• PROBLEM TO WORK ON: Reproduce the records below exactly as they appear.

══ MATERIAL PROVIDED

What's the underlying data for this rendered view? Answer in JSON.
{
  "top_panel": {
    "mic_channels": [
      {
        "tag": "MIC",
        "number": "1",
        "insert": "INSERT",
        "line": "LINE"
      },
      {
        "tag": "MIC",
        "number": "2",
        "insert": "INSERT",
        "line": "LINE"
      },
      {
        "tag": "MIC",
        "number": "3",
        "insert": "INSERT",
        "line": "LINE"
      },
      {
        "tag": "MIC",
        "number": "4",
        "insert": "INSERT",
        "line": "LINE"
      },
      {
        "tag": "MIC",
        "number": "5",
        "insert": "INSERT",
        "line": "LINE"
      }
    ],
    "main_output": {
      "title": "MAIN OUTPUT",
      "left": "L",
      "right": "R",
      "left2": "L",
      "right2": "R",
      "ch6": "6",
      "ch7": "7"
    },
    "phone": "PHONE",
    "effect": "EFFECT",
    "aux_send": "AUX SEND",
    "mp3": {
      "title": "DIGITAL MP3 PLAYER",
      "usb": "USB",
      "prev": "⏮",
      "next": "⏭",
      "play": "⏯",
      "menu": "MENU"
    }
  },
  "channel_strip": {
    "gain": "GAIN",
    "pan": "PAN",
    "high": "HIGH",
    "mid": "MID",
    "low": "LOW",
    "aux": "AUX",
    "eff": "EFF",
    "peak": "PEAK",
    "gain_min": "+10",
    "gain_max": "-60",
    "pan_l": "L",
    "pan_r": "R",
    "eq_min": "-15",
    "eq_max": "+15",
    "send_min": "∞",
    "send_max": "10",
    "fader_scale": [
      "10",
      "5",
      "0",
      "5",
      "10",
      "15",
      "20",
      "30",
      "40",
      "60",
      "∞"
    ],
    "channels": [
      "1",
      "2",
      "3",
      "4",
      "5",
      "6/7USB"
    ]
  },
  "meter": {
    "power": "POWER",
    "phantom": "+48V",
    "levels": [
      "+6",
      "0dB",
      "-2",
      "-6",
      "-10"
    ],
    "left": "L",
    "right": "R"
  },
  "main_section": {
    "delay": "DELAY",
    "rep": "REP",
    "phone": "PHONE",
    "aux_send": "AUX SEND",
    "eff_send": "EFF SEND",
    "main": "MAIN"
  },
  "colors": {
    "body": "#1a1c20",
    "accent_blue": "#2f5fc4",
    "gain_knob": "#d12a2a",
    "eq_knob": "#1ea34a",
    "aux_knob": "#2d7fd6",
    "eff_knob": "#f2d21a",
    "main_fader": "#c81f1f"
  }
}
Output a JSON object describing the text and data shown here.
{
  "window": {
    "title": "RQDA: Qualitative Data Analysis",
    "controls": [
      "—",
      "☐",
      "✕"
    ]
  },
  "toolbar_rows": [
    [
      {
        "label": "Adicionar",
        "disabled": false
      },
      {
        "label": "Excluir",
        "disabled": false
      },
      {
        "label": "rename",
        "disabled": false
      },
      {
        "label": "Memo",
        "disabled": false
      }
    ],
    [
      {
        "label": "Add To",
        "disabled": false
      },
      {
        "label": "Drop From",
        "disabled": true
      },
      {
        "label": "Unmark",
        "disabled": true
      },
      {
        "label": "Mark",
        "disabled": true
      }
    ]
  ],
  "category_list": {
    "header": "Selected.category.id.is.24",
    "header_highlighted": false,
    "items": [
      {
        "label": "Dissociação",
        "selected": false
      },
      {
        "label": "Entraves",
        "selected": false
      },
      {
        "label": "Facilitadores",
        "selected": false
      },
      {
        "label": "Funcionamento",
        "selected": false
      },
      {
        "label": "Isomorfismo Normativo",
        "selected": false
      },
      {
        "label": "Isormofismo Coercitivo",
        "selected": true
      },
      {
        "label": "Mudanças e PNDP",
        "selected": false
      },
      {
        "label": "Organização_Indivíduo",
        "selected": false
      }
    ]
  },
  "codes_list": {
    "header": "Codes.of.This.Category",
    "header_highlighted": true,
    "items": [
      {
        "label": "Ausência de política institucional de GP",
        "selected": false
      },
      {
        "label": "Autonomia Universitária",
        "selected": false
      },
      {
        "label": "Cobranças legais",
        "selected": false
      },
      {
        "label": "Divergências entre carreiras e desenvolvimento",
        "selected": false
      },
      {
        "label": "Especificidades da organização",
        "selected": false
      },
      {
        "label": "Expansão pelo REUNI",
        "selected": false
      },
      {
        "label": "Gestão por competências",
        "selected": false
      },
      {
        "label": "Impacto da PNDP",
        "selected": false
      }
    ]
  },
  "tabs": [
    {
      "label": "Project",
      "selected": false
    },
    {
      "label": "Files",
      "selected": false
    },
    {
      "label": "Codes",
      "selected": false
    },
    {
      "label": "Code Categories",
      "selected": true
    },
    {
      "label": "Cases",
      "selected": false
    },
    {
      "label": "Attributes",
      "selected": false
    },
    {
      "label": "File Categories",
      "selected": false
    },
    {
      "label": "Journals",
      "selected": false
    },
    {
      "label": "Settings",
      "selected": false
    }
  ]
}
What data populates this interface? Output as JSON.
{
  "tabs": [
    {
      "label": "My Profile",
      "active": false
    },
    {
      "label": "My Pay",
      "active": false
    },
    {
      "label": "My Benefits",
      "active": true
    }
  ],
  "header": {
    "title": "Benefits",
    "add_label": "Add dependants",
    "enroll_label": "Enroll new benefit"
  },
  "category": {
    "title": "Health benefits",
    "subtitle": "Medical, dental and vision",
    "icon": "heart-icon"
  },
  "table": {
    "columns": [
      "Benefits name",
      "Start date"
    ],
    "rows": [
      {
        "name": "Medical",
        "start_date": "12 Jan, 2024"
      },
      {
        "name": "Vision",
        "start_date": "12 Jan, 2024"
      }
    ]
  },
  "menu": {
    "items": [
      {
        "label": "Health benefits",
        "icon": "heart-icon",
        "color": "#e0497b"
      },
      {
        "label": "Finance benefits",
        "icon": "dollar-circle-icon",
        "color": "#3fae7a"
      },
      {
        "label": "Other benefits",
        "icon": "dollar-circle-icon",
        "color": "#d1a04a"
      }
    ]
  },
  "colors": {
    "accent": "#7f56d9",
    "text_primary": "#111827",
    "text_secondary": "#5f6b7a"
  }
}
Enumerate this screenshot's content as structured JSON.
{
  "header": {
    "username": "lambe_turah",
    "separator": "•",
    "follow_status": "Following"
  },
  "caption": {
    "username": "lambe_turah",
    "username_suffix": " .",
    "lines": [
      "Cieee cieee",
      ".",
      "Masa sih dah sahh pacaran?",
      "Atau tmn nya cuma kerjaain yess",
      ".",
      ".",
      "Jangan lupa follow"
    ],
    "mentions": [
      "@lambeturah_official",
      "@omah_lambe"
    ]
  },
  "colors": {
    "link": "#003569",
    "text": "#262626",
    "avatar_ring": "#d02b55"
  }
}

════

• RESPONSE TO THIS TASK:
What's the underlying data for this rendered view? Answer in JSON.
{
  "top_panel": {
    "mic_channels": [
      {
        "tag": "MIC",
        "number": "1",
        "insert": "INSERT",
        "line": "LINE"
      },
      {
        "tag": "MIC",
        "number": "2",
        "insert": "INSERT",
        "line": "LINE"
      },
      {
        "tag": "MIC",
        "number": "3",
        "insert": "INSERT",
        "line": "LINE"
      },
      {
        "tag": "MIC",
        "number": "4",
        "insert": "INSERT",
        "line": "LINE"
      },
      {
        "tag": "MIC",
        "number": "5",
        "insert": "INSERT",
        "line": "LINE"
      }
    ],
    "main_output": {
      "title": "MAIN OUTPUT",
      "left": "L",
      "right": "R",
      "left2": "L",
      "right2": "R",
      "ch6": "6",
      "ch7": "7"
    },
    "phone": "PHONE",
    "effect": "EFFECT",
    "aux_send": "AUX SEND",
    "mp3": {
      "title": "DIGITAL MP3 PLAYER",
      "usb": "USB",
      "prev": "⏮",
      "next": "⏭",
      "play": "⏯",
      "menu": "MENU"
    }
  },
  "channel_strip": {
    "gain": "GAIN",
    "pan": "PAN",
    "high": "HIGH",
    "mid": "MID",
    "low": "LOW",
    "aux": "AUX",
    "eff": "EFF",
    "peak": "PEAK",
    "gain_min": "+10",
    "gain_max": "-60",
    "pan_l": "L",
    "pan_r": "R",
    "eq_min": "-15",
    "eq_max": "+15",
    "send_min": "∞",
    "send_max": "10",
    "fader_scale": [
      "10",
      "5",
      "0",
      "5",
      "10",
      "15",
      "20",
      "30",
      "40",
      "60",
      "∞"
    ],
    "channels": [
      "1",
      "2",
      "3",
      "4",
      "5",
      "6/7USB"
    ]
  },
  "meter": {
    "power": "POWER",
    "phantom": "+48V",
    "levels": [
      "+6",
      "0dB",
      "-2",
      "-6",
      "-10"
    ],
    "left": "L",
    "right": "R"
  },
  "main_section": {
    "delay": "DELAY",
    "rep": "REP",
    "phone": "PHONE",
    "aux_send": "AUX SEND",
    "eff_send": "EFF SEND",
    "main": "MAIN"
  },
  "colors": {
    "body": "#1a1c20",
    "accent_blue": "#2f5fc4",
    "gain_knob": "#d12a2a",
    "eq_knob": "#1ea34a",
    "aux_knob": "#2d7fd6",
    "eff_knob": "#f2d21a",
    "main_fader": "#c81f1f"
  }
}
Output a JSON object describing the text and data shown here.
{
  "window": {
    "title": "RQDA: Qualitative Data Analysis",
    "controls": [
      "—",
      "☐",
      "✕"
    ]
  },
  "toolbar_rows": [
    [
      {
        "label": "Adicionar",
        "disabled": false
      },
      {
        "label": "Excluir",
        "disabled": false
      },
      {
        "label": "rename",
        "disabled": false
      },
      {
        "label": "Memo",
        "disabled": false
      }
    ],
    [
      {
        "label": "Add To",
        "disabled": false
      },
      {
        "label": "Drop From",
        "disabled": true
      },
      {
        "label": "Unmark",
        "disabled": true
      },
      {
        "label": "Mark",
        "disabled": true
      }
    ]
  ],
  "category_list": {
    "header": "Selected.category.id.is.24",
    "header_highlighted": false,
    "items": [
      {
        "label": "Dissociação",
        "selected": false
      },
      {
        "label": "Entraves",
        "selected": false
      },
      {
        "label": "Facilitadores",
        "selected": false
      },
      {
        "label": "Funcionamento",
        "selected": false
      },
      {
        "label": "Isomorfismo Normativo",
        "selected": false
      },
      {
        "label": "Isormofismo Coercitivo",
        "selected": true
      },
      {
        "label": "Mudanças e PNDP",
        "selected": false
      },
      {
        "label": "Organização_Indivíduo",
        "selected": false
      }
    ]
  },
  "codes_list": {
    "header": "Codes.of.This.Category",
    "header_highlighted": true,
    "items": [
      {
        "label": "Ausência de política institucional de GP",
        "selected": false
      },
      {
        "label": "Autonomia Universitária",
        "selected": false
      },
      {
        "label": "Cobranças legais",
        "selected": false
      },
      {
        "label": "Divergências entre carreiras e desenvolvimento",
        "selected": false
      },
      {
        "label": "Especificidades da organização",
        "selected": false
      },
      {
        "label": "Expansão pelo REUNI",
        "selected": false
      },
      {
        "label": "Gestão por competências",
        "selected": false
      },
      {
        "label": "Impacto da PNDP",
        "selected": false
      }
    ]
  },
  "tabs": [
    {
      "label": "Project",
      "selected": false
    },
    {
      "label": "Files",
      "selected": false
    },
    {
      "label": "Codes",
      "selected": false
    },
    {
      "label": "Code Categories",
      "selected": true
    },
    {
      "label": "Cases",
      "selected": false
    },
    {
      "label": "Attributes",
      "selected": false
    },
    {
      "label": "File Categories",
      "selected": false
    },
    {
      "label": "Journals",
      "selected": false
    },
    {
      "label": "Settings",
      "selected": false
    }
  ]
}
What data populates this interface? Output as JSON.
{
  "tabs": [
    {
      "label": "My Profile",
      "active": false
    },
    {
      "label": "My Pay",
      "active": false
    },
    {
      "label": "My Benefits",
      "active": true
    }
  ],
  "header": {
    "title": "Benefits",
    "add_label": "Add dependants",
    "enroll_label": "Enroll new benefit"
  },
  "category": {
    "title": "Health benefits",
    "subtitle": "Medical, dental and vision",
    "icon": "heart-icon"
  },
  "table": {
    "columns": [
      "Benefits name",
      "Start date"
    ],
    "rows": [
      {
        "name": "Medical",
        "start_date": "12 Jan, 2024"
      },
      {
        "name": "Vision",
        "start_date": "12 Jan, 2024"
      }
    ]
  },
  "menu": {
    "items": [
      {
        "label": "Health benefits",
        "icon": "heart-icon",
        "color": "#e0497b"
      },
      {
        "label": "Finance benefits",
        "icon": "dollar-circle-icon",
        "color": "#3fae7a"
      },
      {
        "label": "Other benefits",
        "icon": "dollar-circle-icon",
        "color": "#d1a04a"
      }
    ]
  },
  "colors": {
    "accent": "#7f56d9",
    "text_primary": "#111827",
    "text_secondary": "#5f6b7a"
  }
}
Enumerate this screenshot's content as structured JSON.
{
  "header": {
    "username": "lambe_turah",
    "separator": "•",
    "follow_status": "Following"
  },
  "caption": {
    "username": "lambe_turah",
    "username_suffix": " .",
    "lines": [
      "Cieee cieee",
      ".",
      "Masa sih dah sahh pacaran?",
      "Atau tmn nya cuma kerjaain yess",
      ".",
      ".",
      "Jangan lupa follow"
    ],
    "mentions": [
      "@lambeturah_official",
      "@omah_lambe"
    ]
  },
  "colors": {
    "link": "#003569",
    "text": "#262626",
    "avatar_ring": "#d02b55"
  }
}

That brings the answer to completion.